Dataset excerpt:

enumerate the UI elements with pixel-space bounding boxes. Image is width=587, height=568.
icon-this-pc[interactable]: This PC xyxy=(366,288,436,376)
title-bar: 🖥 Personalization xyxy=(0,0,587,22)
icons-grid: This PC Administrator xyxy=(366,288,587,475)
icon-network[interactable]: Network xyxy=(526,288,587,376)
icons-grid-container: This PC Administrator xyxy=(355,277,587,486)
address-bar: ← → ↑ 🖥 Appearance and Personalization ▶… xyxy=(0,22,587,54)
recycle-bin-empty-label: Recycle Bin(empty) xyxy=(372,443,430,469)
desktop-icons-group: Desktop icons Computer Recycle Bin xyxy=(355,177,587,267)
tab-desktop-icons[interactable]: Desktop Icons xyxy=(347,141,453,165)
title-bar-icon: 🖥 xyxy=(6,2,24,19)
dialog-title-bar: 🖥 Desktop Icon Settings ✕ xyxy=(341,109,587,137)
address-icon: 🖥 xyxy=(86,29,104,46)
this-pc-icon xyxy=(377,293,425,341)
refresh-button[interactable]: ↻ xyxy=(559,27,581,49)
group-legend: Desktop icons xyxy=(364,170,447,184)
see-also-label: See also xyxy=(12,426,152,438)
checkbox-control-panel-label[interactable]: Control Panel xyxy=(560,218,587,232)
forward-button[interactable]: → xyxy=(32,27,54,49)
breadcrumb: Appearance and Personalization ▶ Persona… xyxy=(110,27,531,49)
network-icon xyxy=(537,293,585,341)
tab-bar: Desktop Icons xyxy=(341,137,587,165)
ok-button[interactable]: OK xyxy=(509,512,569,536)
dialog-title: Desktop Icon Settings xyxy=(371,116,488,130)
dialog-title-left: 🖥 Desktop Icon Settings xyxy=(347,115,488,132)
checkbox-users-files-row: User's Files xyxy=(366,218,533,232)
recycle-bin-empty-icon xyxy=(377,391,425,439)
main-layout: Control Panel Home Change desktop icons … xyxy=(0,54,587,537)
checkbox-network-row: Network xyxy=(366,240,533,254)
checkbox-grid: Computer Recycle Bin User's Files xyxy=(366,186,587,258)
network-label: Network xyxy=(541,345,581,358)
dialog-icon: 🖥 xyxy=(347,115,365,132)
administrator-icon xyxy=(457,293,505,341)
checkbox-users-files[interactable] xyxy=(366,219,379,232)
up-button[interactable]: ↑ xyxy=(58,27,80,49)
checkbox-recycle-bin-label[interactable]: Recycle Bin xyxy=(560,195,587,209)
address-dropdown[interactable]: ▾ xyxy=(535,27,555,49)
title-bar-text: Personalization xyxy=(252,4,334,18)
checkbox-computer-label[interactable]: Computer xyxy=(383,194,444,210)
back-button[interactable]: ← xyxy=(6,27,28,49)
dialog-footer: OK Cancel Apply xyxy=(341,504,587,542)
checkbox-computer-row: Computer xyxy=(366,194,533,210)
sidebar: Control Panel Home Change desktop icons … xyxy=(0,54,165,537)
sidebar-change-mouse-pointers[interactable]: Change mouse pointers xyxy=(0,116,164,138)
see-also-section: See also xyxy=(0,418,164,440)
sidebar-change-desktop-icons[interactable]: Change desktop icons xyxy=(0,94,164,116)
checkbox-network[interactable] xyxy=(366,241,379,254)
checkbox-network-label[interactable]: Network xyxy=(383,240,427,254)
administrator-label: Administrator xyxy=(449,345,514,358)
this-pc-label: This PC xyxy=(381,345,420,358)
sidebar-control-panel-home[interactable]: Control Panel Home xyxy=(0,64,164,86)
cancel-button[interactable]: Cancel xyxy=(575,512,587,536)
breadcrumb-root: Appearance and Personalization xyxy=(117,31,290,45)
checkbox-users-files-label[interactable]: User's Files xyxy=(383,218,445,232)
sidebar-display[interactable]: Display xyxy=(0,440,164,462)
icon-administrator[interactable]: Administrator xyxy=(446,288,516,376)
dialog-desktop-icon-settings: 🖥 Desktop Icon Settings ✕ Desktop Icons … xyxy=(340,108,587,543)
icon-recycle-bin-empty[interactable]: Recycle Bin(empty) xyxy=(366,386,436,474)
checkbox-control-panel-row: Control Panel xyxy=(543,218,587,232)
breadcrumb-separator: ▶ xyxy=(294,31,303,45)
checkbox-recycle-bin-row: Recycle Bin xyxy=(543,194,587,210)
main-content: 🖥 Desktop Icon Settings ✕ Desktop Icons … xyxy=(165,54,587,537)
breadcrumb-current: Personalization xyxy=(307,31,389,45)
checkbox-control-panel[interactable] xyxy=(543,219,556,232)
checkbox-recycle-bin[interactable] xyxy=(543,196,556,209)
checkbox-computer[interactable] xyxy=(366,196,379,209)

SHORT PROBLEM: Repeat all of the records above word for word, with no changes.

SOLUTION:
enumerate the UI elements with pixel-space bounding boxes. Image is width=587, height=568.
icon-this-pc[interactable]: This PC xyxy=(366,288,436,376)
title-bar: 🖥 Personalization xyxy=(0,0,587,22)
icons-grid: This PC Administrator xyxy=(366,288,587,475)
icon-network[interactable]: Network xyxy=(526,288,587,376)
icons-grid-container: This PC Administrator xyxy=(355,277,587,486)
address-bar: ← → ↑ 🖥 Appearance and Personalization ▶… xyxy=(0,22,587,54)
recycle-bin-empty-label: Recycle Bin(empty) xyxy=(372,443,430,469)
desktop-icons-group: Desktop icons Computer Recycle Bin xyxy=(355,177,587,267)
tab-desktop-icons[interactable]: Desktop Icons xyxy=(347,141,453,165)
title-bar-icon: 🖥 xyxy=(6,2,24,19)
dialog-title-bar: 🖥 Desktop Icon Settings ✕ xyxy=(341,109,587,137)
address-icon: 🖥 xyxy=(86,29,104,46)
this-pc-icon xyxy=(377,293,425,341)
refresh-button[interactable]: ↻ xyxy=(559,27,581,49)
group-legend: Desktop icons xyxy=(364,170,447,184)
see-also-label: See also xyxy=(12,426,152,438)
checkbox-control-panel-label[interactable]: Control Panel xyxy=(560,218,587,232)
forward-button[interactable]: → xyxy=(32,27,54,49)
breadcrumb: Appearance and Personalization ▶ Persona… xyxy=(110,27,531,49)
network-icon xyxy=(537,293,585,341)
tab-bar: Desktop Icons xyxy=(341,137,587,165)
ok-button[interactable]: OK xyxy=(509,512,569,536)
dialog-title: Desktop Icon Settings xyxy=(371,116,488,130)
dialog-title-left: 🖥 Desktop Icon Settings xyxy=(347,115,488,132)
checkbox-users-files-row: User's Files xyxy=(366,218,533,232)
recycle-bin-empty-icon xyxy=(377,391,425,439)
main-layout: Control Panel Home Change desktop icons … xyxy=(0,54,587,537)
checkbox-network-row: Network xyxy=(366,240,533,254)
checkbox-grid: Computer Recycle Bin User's Files xyxy=(366,186,587,258)
network-label: Network xyxy=(541,345,581,358)
dialog-icon: 🖥 xyxy=(347,115,365,132)
administrator-icon xyxy=(457,293,505,341)
checkbox-users-files[interactable] xyxy=(366,219,379,232)
up-button[interactable]: ↑ xyxy=(58,27,80,49)
checkbox-recycle-bin-label[interactable]: Recycle Bin xyxy=(560,195,587,209)
address-dropdown[interactable]: ▾ xyxy=(535,27,555,49)
title-bar-text: Personalization xyxy=(252,4,334,18)
checkbox-computer-label[interactable]: Computer xyxy=(383,194,444,210)
back-button[interactable]: ← xyxy=(6,27,28,49)
dialog-footer: OK Cancel Apply xyxy=(341,504,587,542)
checkbox-computer-row: Computer xyxy=(366,194,533,210)
sidebar: Control Panel Home Change desktop icons … xyxy=(0,54,165,537)
sidebar-change-mouse-pointers[interactable]: Change mouse pointers xyxy=(0,116,164,138)
see-also-section: See also xyxy=(0,418,164,440)
sidebar-change-desktop-icons[interactable]: Change desktop icons xyxy=(0,94,164,116)
checkbox-network[interactable] xyxy=(366,241,379,254)
checkbox-network-label[interactable]: Network xyxy=(383,240,427,254)
administrator-label: Administrator xyxy=(449,345,514,358)
this-pc-label: This PC xyxy=(381,345,420,358)
sidebar-control-panel-home[interactable]: Control Panel Home xyxy=(0,64,164,86)
cancel-button[interactable]: Cancel xyxy=(575,512,587,536)
breadcrumb-root: Appearance and Personalization xyxy=(117,31,290,45)
checkbox-users-files-label[interactable]: User's Files xyxy=(383,218,445,232)
sidebar-display[interactable]: Display xyxy=(0,440,164,462)
icon-administrator[interactable]: Administrator xyxy=(446,288,516,376)
dialog-desktop-icon-settings: 🖥 Desktop Icon Settings ✕ Desktop Icons … xyxy=(340,108,587,543)
icon-recycle-bin-empty[interactable]: Recycle Bin(empty) xyxy=(366,386,436,474)
checkbox-control-panel-row: Control Panel xyxy=(543,218,587,232)
breadcrumb-separator: ▶ xyxy=(294,31,303,45)
checkbox-recycle-bin-row: Recycle Bin xyxy=(543,194,587,210)
main-content: 🖥 Desktop Icon Settings ✕ Desktop Icons … xyxy=(165,54,587,537)
breadcrumb-current: Personalization xyxy=(307,31,389,45)
checkbox-control-panel[interactable] xyxy=(543,219,556,232)
checkbox-recycle-bin[interactable] xyxy=(543,196,556,209)
checkbox-computer[interactable] xyxy=(366,196,379,209)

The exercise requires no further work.